Dataset records:
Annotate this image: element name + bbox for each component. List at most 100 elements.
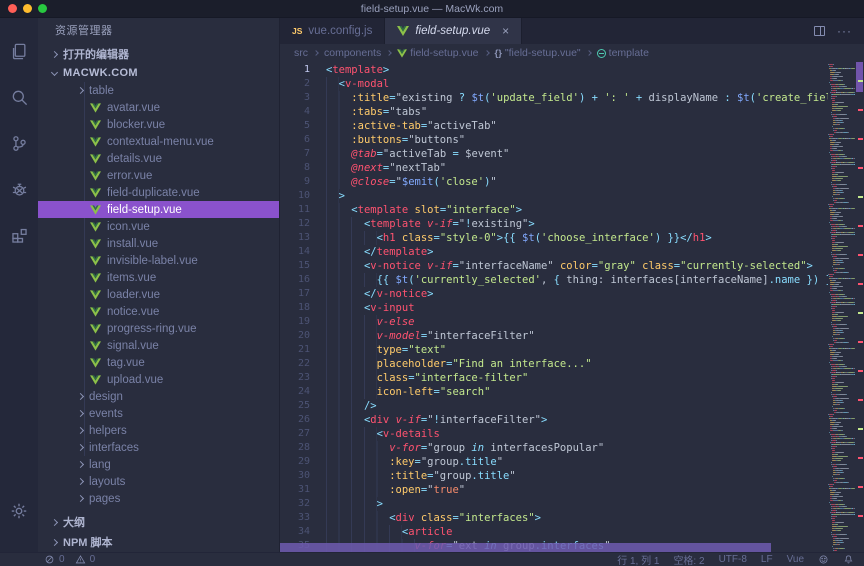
code-line-25[interactable]: 25 /> [280,399,828,413]
tree-item-progress-ring-vue[interactable]: progress-ring.vue [38,320,279,337]
zoom-window-button[interactable] [38,4,47,13]
overview-ruler-mark [858,196,863,198]
open-editors-section[interactable]: 打开的编辑器 [38,44,279,64]
breadcrumb-item-2[interactable]: field-setup.vue [397,47,478,59]
source-control-icon[interactable] [0,120,38,166]
more-actions-icon[interactable]: ··· [837,24,852,38]
code-line-31[interactable]: 31 :open="true" [280,483,828,497]
sidebar-section-1[interactable]: NPM 脚本 [38,532,279,552]
code-line-5[interactable]: 5 :active-tab="activeTab" [280,119,828,133]
vertical-scrollbar[interactable] [855,62,864,552]
extensions-icon[interactable] [0,212,38,258]
close-tab-icon[interactable]: × [502,24,509,38]
code-line-2[interactable]: 2 <v-modal [280,77,828,91]
status-item-2[interactable]: UTF-8 [719,554,747,565]
debug-icon[interactable] [0,166,38,212]
breadcrumb-item-4[interactable]: template [597,47,649,59]
breadcrumb-item-3[interactable]: {}"field-setup.vue" [495,47,581,59]
tree-item-upload-vue[interactable]: upload.vue [38,371,279,388]
breadcrumb-item-1[interactable]: components [324,47,381,59]
tree-item-interfaces[interactable]: interfaces [38,439,279,456]
close-window-button[interactable] [8,4,17,13]
code-line-1[interactable]: 1<template> [280,63,828,77]
tree-item-loader-vue[interactable]: loader.vue [38,286,279,303]
code-line-21[interactable]: 21 type="text" [280,343,828,357]
tab-field-setup-vue[interactable]: field-setup.vue× [385,18,522,44]
notifications-bell-icon[interactable] [843,554,854,565]
tree-item-notice-vue[interactable]: notice.vue [38,303,279,320]
tree-item-install-vue[interactable]: install.vue [38,235,279,252]
code-editor[interactable]: 1<template>2 <v-modal3 :title="existing … [280,62,864,552]
code-line-27[interactable]: 27 <v-details [280,427,828,441]
tree-item-contextual-menu-vue[interactable]: contextual-menu.vue [38,133,279,150]
tree-item-label: field-duplicate.vue [107,187,200,199]
code-line-6[interactable]: 6 :buttons="buttons" [280,133,828,147]
tree-item-tag-vue[interactable]: tag.vue [38,354,279,371]
tree-item-signal-vue[interactable]: signal.vue [38,337,279,354]
tree-item-blocker-vue[interactable]: blocker.vue [38,116,279,133]
code-line-34[interactable]: 34 <article [280,525,828,539]
tree-item-error-vue[interactable]: error.vue [38,167,279,184]
tree-item-layouts[interactable]: layouts [38,473,279,490]
tree-item-table[interactable]: table [38,82,279,99]
workspace-root-folder[interactable]: MACWK.COM [38,64,279,82]
status-item-0[interactable]: 行 1, 列 1 [617,552,659,566]
tree-item-lang[interactable]: lang [38,456,279,473]
tree-item-field-setup-vue[interactable]: field-setup.vue [38,201,279,218]
status-item-3[interactable]: LF [761,554,773,565]
code-line-13[interactable]: 13 <h1 class="style-0">{{ $t('choose_int… [280,231,828,245]
error-count[interactable]: 0 [44,554,65,565]
code-line-24[interactable]: 24 icon-left="search" [280,385,828,399]
vertical-scrollbar-thumb[interactable] [856,62,863,92]
code-line-7[interactable]: 7 @tab="activeTab = $event" [280,147,828,161]
code-line-17[interactable]: 17 </v-notice> [280,287,828,301]
code-line-10[interactable]: 10 > [280,189,828,203]
tree-item-events[interactable]: events [38,405,279,422]
minimap[interactable] [828,62,855,552]
tree-item-invisible-label-vue[interactable]: invisible-label.vue [38,252,279,269]
tree-item-design[interactable]: design [38,388,279,405]
code-line-14[interactable]: 14 </template> [280,245,828,259]
tab-vue-config-js[interactable]: JSvue.config.js [280,18,385,44]
feedback-smiley-icon[interactable] [818,554,829,565]
problems-status[interactable]: 00 [0,554,95,565]
code-line-28[interactable]: 28 v-for="group in interfacesPopular" [280,441,828,455]
code-content[interactable]: 1<template>2 <v-modal3 :title="existing … [280,62,828,552]
code-line-3[interactable]: 3 :title="existing ? $t('update_field') … [280,91,828,105]
sidebar-section-0[interactable]: 大纲 [38,512,279,532]
code-line-19[interactable]: 19 v-else [280,315,828,329]
code-line-26[interactable]: 26 <div v-if="!interfaceFilter"> [280,413,828,427]
tree-item-field-duplicate-vue[interactable]: field-duplicate.vue [38,184,279,201]
code-line-12[interactable]: 12 <template v-if="!existing"> [280,217,828,231]
tree-item-pages[interactable]: pages [38,490,279,507]
search-icon[interactable] [0,74,38,120]
split-editor-icon[interactable] [814,26,825,36]
explorer-icon[interactable] [0,28,38,74]
code-line-33[interactable]: 33 <div class="interfaces"> [280,511,828,525]
code-line-11[interactable]: 11 <template slot="interface"> [280,203,828,217]
status-item-1[interactable]: 空格: 2 [673,552,704,566]
code-line-32[interactable]: 32 > [280,497,828,511]
code-line-18[interactable]: 18 <v-input [280,301,828,315]
tree-item-items-vue[interactable]: items.vue [38,269,279,286]
code-line-9[interactable]: 9 @close="$emit('close')" [280,175,828,189]
code-line-15[interactable]: 15 <v-notice v-if="interfaceName" color=… [280,259,828,273]
tree-item-helpers[interactable]: helpers [38,422,279,439]
code-line-29[interactable]: 29 :key="group.title" [280,455,828,469]
tree-item-avatar-vue[interactable]: avatar.vue [38,99,279,116]
status-item-4[interactable]: Vue [787,554,804,565]
horizontal-scrollbar-thumb[interactable] [280,543,771,552]
breadcrumb-item-0[interactable]: src [294,47,308,59]
code-line-22[interactable]: 22 placeholder="Find an interface..." [280,357,828,371]
tree-item-icon-vue[interactable]: icon.vue [38,218,279,235]
code-line-20[interactable]: 20 v-model="interfaceFilter" [280,329,828,343]
code-line-8[interactable]: 8 @next="nextTab" [280,161,828,175]
warning-count[interactable]: 0 [75,554,96,565]
minimize-window-button[interactable] [23,4,32,13]
tree-item-details-vue[interactable]: details.vue [38,150,279,167]
code-line-4[interactable]: 4 :tabs="tabs" [280,105,828,119]
code-line-16[interactable]: 16 {{ $t('currently_selected', { thing: … [280,273,828,287]
code-line-23[interactable]: 23 class="interface-filter" [280,371,828,385]
code-line-30[interactable]: 30 :title="group.title" [280,469,828,483]
settings-gear-icon[interactable] [0,488,38,534]
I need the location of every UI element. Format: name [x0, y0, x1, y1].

STATED EXERCISE: Rewrite the listing as a numbered list, from the line with "code-line-25[interactable]: 25 />" up to and including the line with "close-tab-icon[interactable]: × [502,24,509,38]". Skip any blank lines.

PROBLEM SOLUTION:
1. code-line-25[interactable]: 25 /> [280,399,828,413]
2. tree-item-progress-ring-vue[interactable]: progress-ring.vue [38,320,279,337]
3. zoom-window-button[interactable] [38,4,47,13]
4. overview-ruler-mark [858,196,863,198]
5. open-editors-section[interactable]: 打开的编辑器 [38,44,279,64]
6. breadcrumb-item-2[interactable]: field-setup.vue [397,47,478,59]
7. source-control-icon[interactable] [0,120,38,166]
8. more-actions-icon[interactable]: ··· [837,24,852,38]
9. code-line-31[interactable]: 31 :open="true" [280,483,828,497]
10. sidebar-section-1[interactable]: NPM 脚本 [38,532,279,552]
11. code-line-5[interactable]: 5 :active-tab="activeTab" [280,119,828,133]
12. vertical-scrollbar[interactable] [855,62,864,552]
13. extensions-icon[interactable] [0,212,38,258]
14. close-tab-icon[interactable]: × [502,24,509,38]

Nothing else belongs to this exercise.